Look for "title" in the listing below. Gather each line that contains it.

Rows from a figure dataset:
• • •

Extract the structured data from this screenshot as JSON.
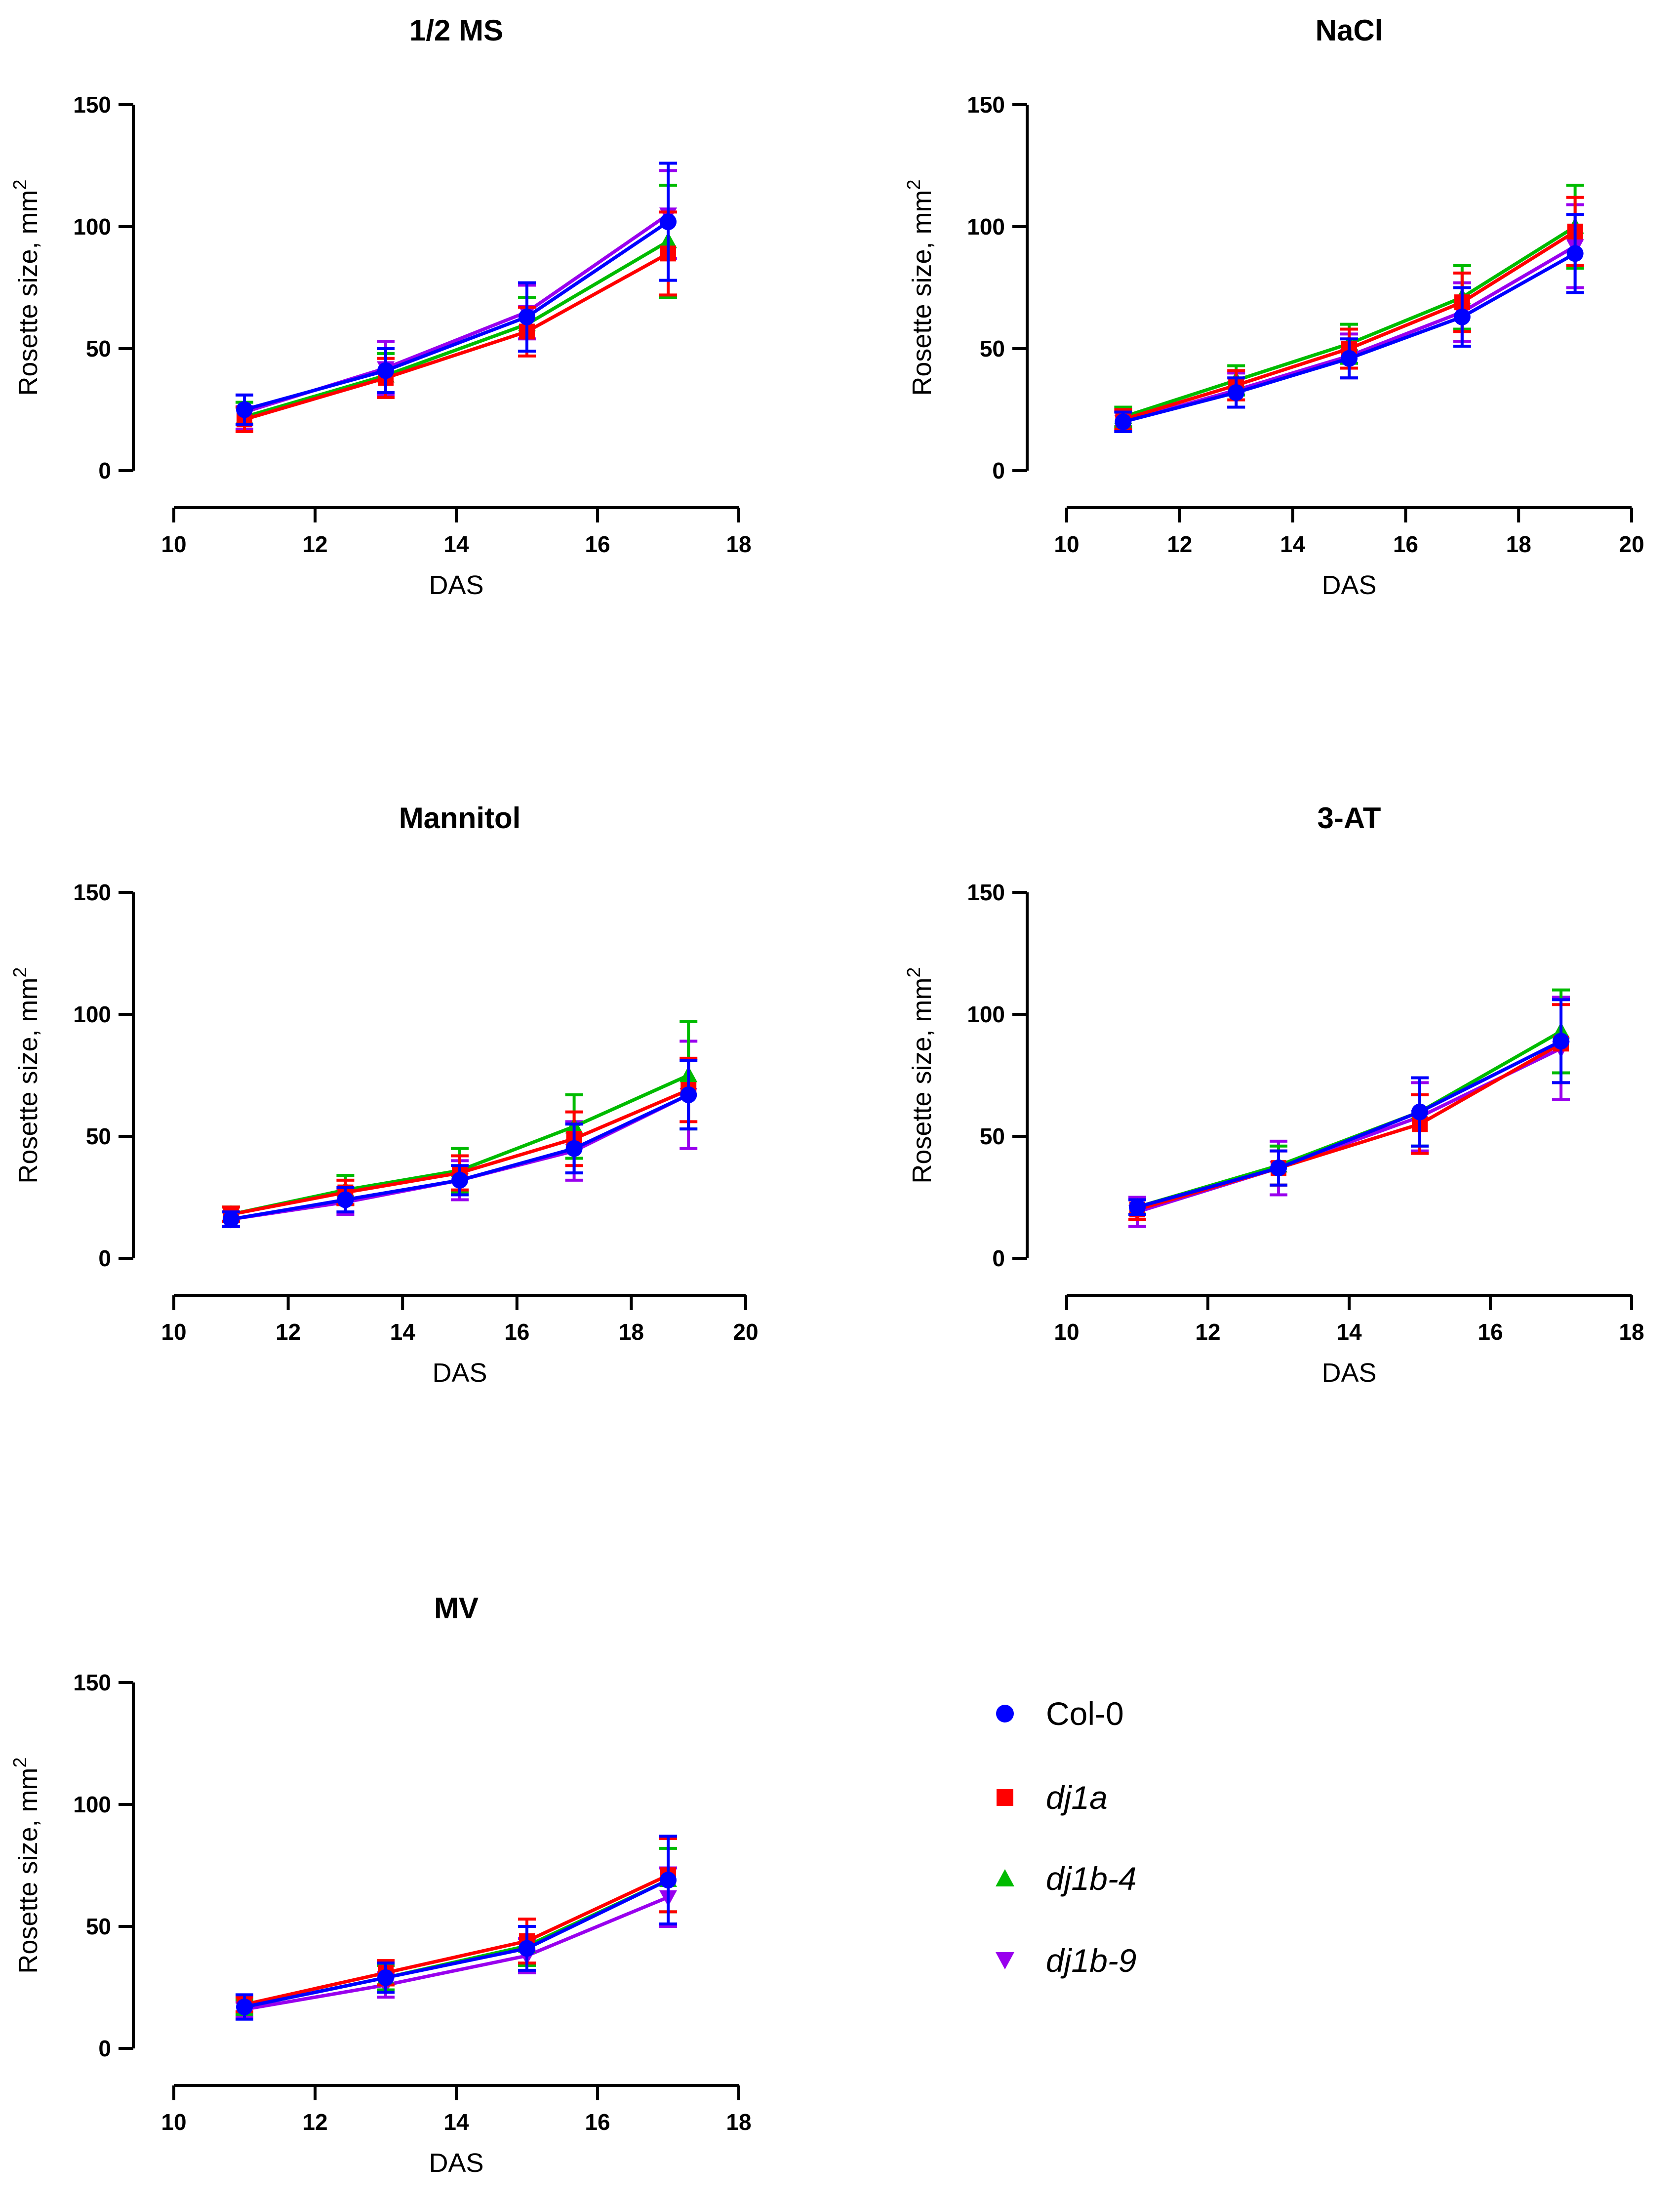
{
  "legend": [
    {
      "name": "Col-0",
      "italic": false,
      "color": "#0000FF",
      "marker": "circle"
    },
    {
      "name": "dj1a",
      "italic": true,
      "color": "#FF0000",
      "marker": "square"
    },
    {
      "name": "dj1b-4",
      "italic": true,
      "color": "#00BB00",
      "marker": "triangle-up"
    },
    {
      "name": "dj1b-9",
      "italic": true,
      "color": "#9900EE",
      "marker": "triangle-down"
    }
  ],
  "chart_data": [
    {
      "type": "line",
      "title": "1/2 MS",
      "xlabel": "DAS",
      "ylabel": "Rosette size, mm",
      "ylabel_sup": "2",
      "xlim": [
        10,
        18
      ],
      "ylim": [
        0,
        150
      ],
      "xticks": [
        "10",
        "12",
        "14",
        "16",
        "18"
      ],
      "yticks": [
        "0",
        "50",
        "100",
        "150"
      ],
      "x": [
        11,
        13,
        15,
        17
      ],
      "series": [
        {
          "name": "dj1b-9",
          "values": [
            24,
            42,
            65,
            105
          ],
          "errors": [
            7,
            11,
            11,
            18
          ]
        },
        {
          "name": "dj1b-4",
          "values": [
            22,
            39,
            60,
            94
          ],
          "errors": [
            6,
            9,
            11,
            23
          ]
        },
        {
          "name": "dj1a",
          "values": [
            21,
            38,
            57,
            89
          ],
          "errors": [
            5,
            8,
            10,
            17
          ]
        },
        {
          "name": "Col-0",
          "values": [
            25,
            41,
            63,
            102
          ],
          "errors": [
            6,
            9,
            14,
            24
          ]
        }
      ]
    },
    {
      "type": "line",
      "title": "NaCl",
      "xlabel": "DAS",
      "ylabel": "Rosette size, mm",
      "ylabel_sup": "2",
      "xlim": [
        10,
        20
      ],
      "ylim": [
        0,
        150
      ],
      "xticks": [
        "10",
        "12",
        "14",
        "16",
        "18",
        "20"
      ],
      "yticks": [
        "0",
        "50",
        "100",
        "150"
      ],
      "x": [
        11,
        13,
        15,
        17,
        19
      ],
      "series": [
        {
          "name": "dj1b-9",
          "values": [
            20,
            33,
            47,
            65,
            92
          ],
          "errors": [
            4,
            7,
            9,
            12,
            17
          ]
        },
        {
          "name": "dj1b-4",
          "values": [
            22,
            37,
            52,
            71,
            100
          ],
          "errors": [
            4,
            6,
            8,
            13,
            17
          ]
        },
        {
          "name": "dj1a",
          "values": [
            21,
            35,
            50,
            69,
            98
          ],
          "errors": [
            4,
            6,
            8,
            12,
            14
          ]
        },
        {
          "name": "Col-0",
          "values": [
            20,
            32,
            46,
            63,
            89
          ],
          "errors": [
            4,
            6,
            8,
            12,
            16
          ]
        }
      ]
    },
    {
      "type": "line",
      "title": "Mannitol",
      "xlabel": "DAS",
      "ylabel": "Rosette size, mm",
      "ylabel_sup": "2",
      "xlim": [
        10,
        20
      ],
      "ylim": [
        0,
        150
      ],
      "xticks": [
        "10",
        "12",
        "14",
        "16",
        "18",
        "20"
      ],
      "yticks": [
        "0",
        "50",
        "100",
        "150"
      ],
      "x": [
        11,
        13,
        15,
        17,
        19
      ],
      "series": [
        {
          "name": "dj1b-9",
          "values": [
            16,
            23,
            32,
            44,
            67
          ],
          "errors": [
            3,
            5,
            8,
            12,
            22
          ]
        },
        {
          "name": "dj1b-4",
          "values": [
            18,
            28,
            36,
            54,
            75
          ],
          "errors": [
            3,
            6,
            9,
            13,
            22
          ]
        },
        {
          "name": "dj1a",
          "values": [
            18,
            27,
            35,
            49,
            69
          ],
          "errors": [
            3,
            5,
            7,
            11,
            13
          ]
        },
        {
          "name": "Col-0",
          "values": [
            16,
            24,
            32,
            45,
            67
          ],
          "errors": [
            3,
            5,
            6,
            10,
            14
          ]
        }
      ]
    },
    {
      "type": "line",
      "title": "3-AT",
      "xlabel": "DAS",
      "ylabel": "Rosette size, mm",
      "ylabel_sup": "2",
      "xlim": [
        10,
        18
      ],
      "ylim": [
        0,
        150
      ],
      "xticks": [
        "10",
        "12",
        "14",
        "16",
        "18"
      ],
      "yticks": [
        "0",
        "50",
        "100",
        "150"
      ],
      "x": [
        11,
        13,
        15,
        17
      ],
      "series": [
        {
          "name": "dj1b-9",
          "values": [
            19,
            37,
            58,
            86
          ],
          "errors": [
            6,
            11,
            14,
            21
          ]
        },
        {
          "name": "dj1b-4",
          "values": [
            21,
            38,
            60,
            93
          ],
          "errors": [
            3,
            8,
            14,
            17
          ]
        },
        {
          "name": "dj1a",
          "values": [
            20,
            37,
            55,
            88
          ],
          "errors": [
            4,
            7,
            12,
            16
          ]
        },
        {
          "name": "Col-0",
          "values": [
            21,
            37,
            60,
            89
          ],
          "errors": [
            3,
            7,
            14,
            17
          ]
        }
      ]
    },
    {
      "type": "line",
      "title": "MV",
      "xlabel": "DAS",
      "ylabel": "Rosette size, mm",
      "ylabel_sup": "2",
      "xlim": [
        10,
        18
      ],
      "ylim": [
        0,
        150
      ],
      "xticks": [
        "10",
        "12",
        "14",
        "16",
        "18"
      ],
      "yticks": [
        "0",
        "50",
        "100",
        "150"
      ],
      "x": [
        11,
        13,
        15,
        17
      ],
      "series": [
        {
          "name": "dj1b-9",
          "values": [
            16,
            26,
            38,
            62
          ],
          "errors": [
            3,
            5,
            7,
            12
          ]
        },
        {
          "name": "dj1b-4",
          "values": [
            17,
            29,
            42,
            69
          ],
          "errors": [
            3,
            5,
            8,
            13
          ]
        },
        {
          "name": "dj1a",
          "values": [
            18,
            31,
            44,
            71
          ],
          "errors": [
            3,
            5,
            9,
            15
          ]
        },
        {
          "name": "Col-0",
          "values": [
            17,
            29,
            41,
            69
          ],
          "errors": [
            5,
            6,
            9,
            18
          ]
        }
      ]
    }
  ]
}
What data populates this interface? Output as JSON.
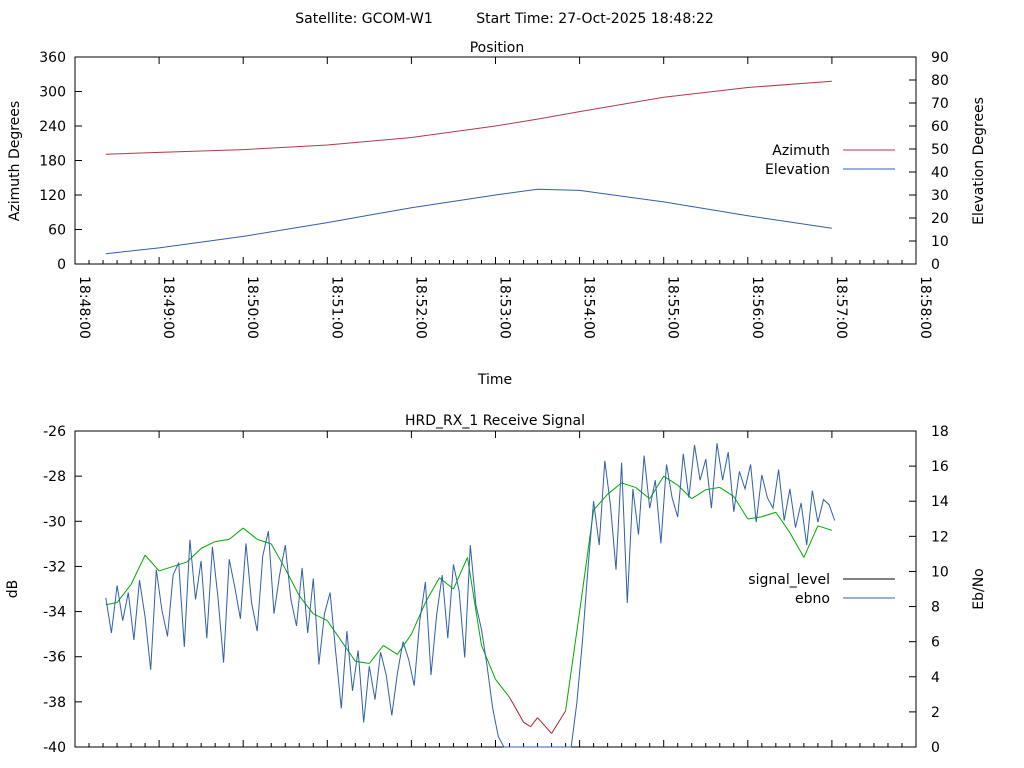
{
  "header": {
    "satellite_label": "Satellite: GCOM-W1",
    "start_time_label": "Start Time: 27-Oct-2025 18:48:22"
  },
  "chart_data": [
    {
      "id": "position",
      "type": "line",
      "title": "Position",
      "xlabel": "Time",
      "ylabel": "Azimuth Degrees",
      "y2label": "Elevation Degrees",
      "xlim_seconds": [
        0,
        600
      ],
      "ylim": [
        0,
        360
      ],
      "y2lim": [
        0,
        90
      ],
      "x_tick_labels": [
        "18:48:00",
        "18:49:00",
        "18:50:00",
        "18:51:00",
        "18:52:00",
        "18:53:00",
        "18:54:00",
        "18:55:00",
        "18:56:00",
        "18:57:00",
        "18:58:00"
      ],
      "x_tick_seconds": [
        0,
        60,
        120,
        180,
        240,
        300,
        360,
        420,
        480,
        540,
        600
      ],
      "y_ticks": [
        0,
        60,
        120,
        180,
        240,
        300,
        360
      ],
      "y2_ticks": [
        0,
        10,
        20,
        30,
        40,
        50,
        60,
        70,
        80,
        90
      ],
      "legend_position": "right",
      "series": [
        {
          "name": "Azimuth",
          "axis": "y",
          "color": "#b03a48",
          "x": [
            22,
            60,
            120,
            180,
            240,
            300,
            330,
            360,
            420,
            480,
            540
          ],
          "values": [
            191,
            194,
            199,
            207,
            220,
            240,
            252,
            265,
            290,
            307,
            318
          ]
        },
        {
          "name": "Elevation",
          "axis": "y2",
          "color": "#3060a8",
          "x": [
            22,
            60,
            120,
            180,
            240,
            300,
            330,
            360,
            420,
            480,
            540
          ],
          "values": [
            4.5,
            7,
            12,
            18,
            24.5,
            30,
            32.5,
            32,
            27,
            21,
            15.5
          ]
        }
      ]
    },
    {
      "id": "receive-signal",
      "type": "line",
      "title": "HRD_RX_1 Receive Signal",
      "xlabel": "",
      "ylabel": "dB",
      "y2label": "Eb/No",
      "xlim_seconds": [
        0,
        600
      ],
      "ylim": [
        -40,
        -26
      ],
      "y2lim": [
        0,
        18
      ],
      "y_ticks": [
        -40,
        -38,
        -36,
        -34,
        -32,
        -30,
        -28,
        -26
      ],
      "y2_ticks": [
        0,
        2,
        4,
        6,
        8,
        10,
        12,
        14,
        16,
        18
      ],
      "legend_position": "right",
      "series": [
        {
          "name": "signal_level",
          "axis": "y",
          "color": "#000000",
          "segment_colors": {
            "high": "#00aa00",
            "low": "#b22222",
            "threshold": -37
          },
          "x": [
            22,
            30,
            40,
            50,
            60,
            70,
            80,
            90,
            100,
            110,
            120,
            130,
            140,
            150,
            160,
            170,
            180,
            190,
            200,
            210,
            220,
            230,
            240,
            250,
            260,
            270,
            280,
            290,
            300,
            310,
            320,
            325,
            330,
            340,
            350,
            360,
            370,
            380,
            390,
            400,
            410,
            420,
            430,
            440,
            450,
            460,
            470,
            480,
            490,
            500,
            510,
            520,
            530,
            540
          ],
          "values": [
            -33.7,
            -33.6,
            -32.8,
            -31.5,
            -32.2,
            -32.0,
            -31.8,
            -31.2,
            -30.9,
            -30.8,
            -30.3,
            -30.8,
            -31.0,
            -32.1,
            -33.3,
            -34.1,
            -34.4,
            -35.3,
            -36.2,
            -36.3,
            -35.5,
            -35.9,
            -35.0,
            -33.6,
            -32.5,
            -33.0,
            -31.6,
            -35.5,
            -37.0,
            -37.8,
            -38.9,
            -39.1,
            -38.7,
            -39.4,
            -38.4,
            -34.0,
            -29.5,
            -28.8,
            -28.3,
            -28.5,
            -29.0,
            -28.0,
            -28.4,
            -29.0,
            -28.6,
            -28.5,
            -28.9,
            -29.9,
            -29.8,
            -29.6,
            -30.5,
            -31.6,
            -30.2,
            -30.4
          ]
        },
        {
          "name": "ebno",
          "axis": "y2",
          "color": "#3060a8",
          "x": [
            22,
            26,
            30,
            34,
            38,
            42,
            46,
            50,
            54,
            58,
            62,
            66,
            70,
            74,
            78,
            82,
            86,
            90,
            94,
            98,
            102,
            106,
            110,
            114,
            118,
            122,
            126,
            130,
            134,
            138,
            142,
            146,
            150,
            154,
            158,
            162,
            166,
            170,
            174,
            178,
            182,
            186,
            190,
            194,
            198,
            202,
            206,
            210,
            214,
            218,
            222,
            226,
            230,
            234,
            238,
            242,
            246,
            250,
            254,
            258,
            262,
            266,
            270,
            274,
            278,
            282,
            286,
            290,
            294,
            298,
            302,
            306,
            310,
            314,
            318,
            322,
            326,
            330,
            334,
            338,
            342,
            346,
            350,
            354,
            358,
            362,
            366,
            370,
            374,
            378,
            382,
            386,
            390,
            394,
            398,
            402,
            406,
            410,
            414,
            418,
            422,
            426,
            430,
            434,
            438,
            442,
            446,
            450,
            454,
            458,
            462,
            466,
            470,
            474,
            478,
            482,
            486,
            490,
            494,
            498,
            502,
            506,
            510,
            514,
            518,
            522,
            526,
            530,
            534,
            538,
            542
          ],
          "values": [
            8.5,
            6.5,
            9.2,
            7.2,
            8.8,
            6.1,
            9.5,
            7.4,
            4.4,
            10.1,
            7.8,
            6.3,
            9.8,
            10.5,
            5.7,
            11.8,
            8.4,
            10.6,
            6.2,
            11.4,
            8.5,
            4.8,
            10.7,
            9.1,
            7.3,
            11.6,
            8.2,
            6.6,
            10.9,
            12.3,
            7.6,
            9.8,
            11.5,
            8.4,
            6.9,
            10.2,
            6.5,
            9.6,
            4.7,
            7.6,
            8.8,
            5.4,
            2.2,
            6.6,
            3.2,
            5.5,
            1.4,
            4.6,
            2.7,
            5.4,
            4.1,
            1.8,
            4.2,
            6.0,
            5.0,
            3.5,
            7.2,
            9.4,
            4.1,
            7.5,
            9.8,
            6.2,
            10.4,
            8.9,
            5.1,
            11.5,
            8.1,
            6.7,
            4.6,
            2.2,
            0.6,
            0.0,
            0.0,
            0.0,
            0.0,
            0.0,
            0.0,
            0.0,
            0.0,
            0.0,
            0.0,
            0.0,
            0.0,
            0.0,
            2.5,
            6.0,
            10.2,
            14.0,
            11.5,
            16.3,
            13.8,
            10.1,
            16.2,
            8.2,
            14.7,
            12.1,
            16.6,
            13.6,
            15.2,
            11.6,
            16.1,
            14.2,
            13.1,
            16.7,
            14.2,
            17.2,
            15.2,
            16.4,
            13.6,
            17.3,
            15.2,
            16.8,
            13.4,
            15.7,
            14.7,
            16.1,
            12.8,
            15.5,
            14.2,
            13.6,
            15.8,
            12.9,
            14.7,
            12.5,
            13.9,
            11.5,
            14.6,
            12.8,
            14.1,
            13.8,
            12.9
          ]
        }
      ]
    }
  ]
}
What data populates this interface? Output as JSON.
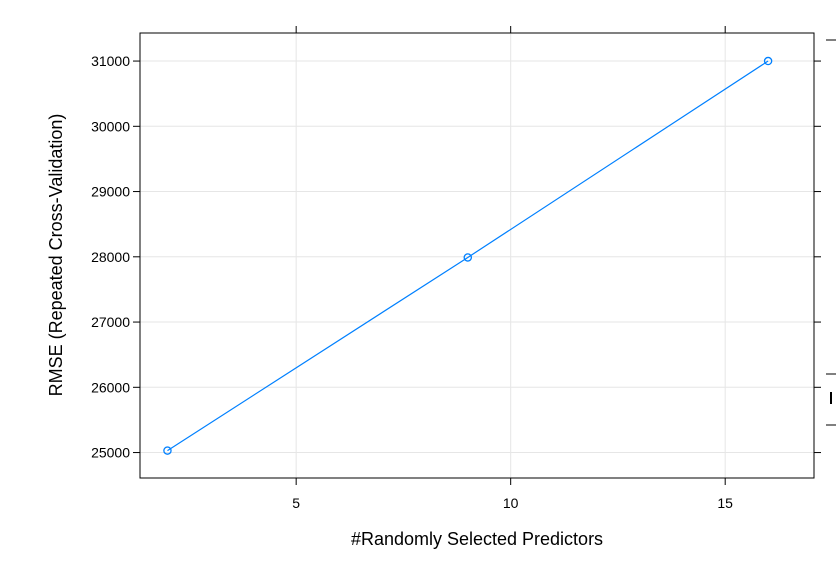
{
  "chart_data": {
    "type": "line",
    "title": "",
    "xlabel": "#Randomly Selected Predictors",
    "ylabel": "RMSE (Repeated Cross-Validation)",
    "x": [
      2,
      9,
      16
    ],
    "series": [
      {
        "values": [
          25030,
          27990,
          31000
        ],
        "color": "#0080ff"
      }
    ],
    "xlim": [
      1.36,
      17.07
    ],
    "ylim": [
      24610,
      31430
    ],
    "xticks": [
      5,
      10,
      15
    ],
    "yticks": [
      25000,
      26000,
      27000,
      28000,
      29000,
      30000,
      31000
    ],
    "grid": true,
    "marker": "circle"
  }
}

• • •

▶ _Exercise solution_:
      "title": "1/2 MS",
      "title": "NaCl",
      "title": "Mannitol",
      "title": "3-AT",
      "title": "MV",
      "title": "Position",
      "title": "HRD_RX_1 Receive Signal",
    "title": "",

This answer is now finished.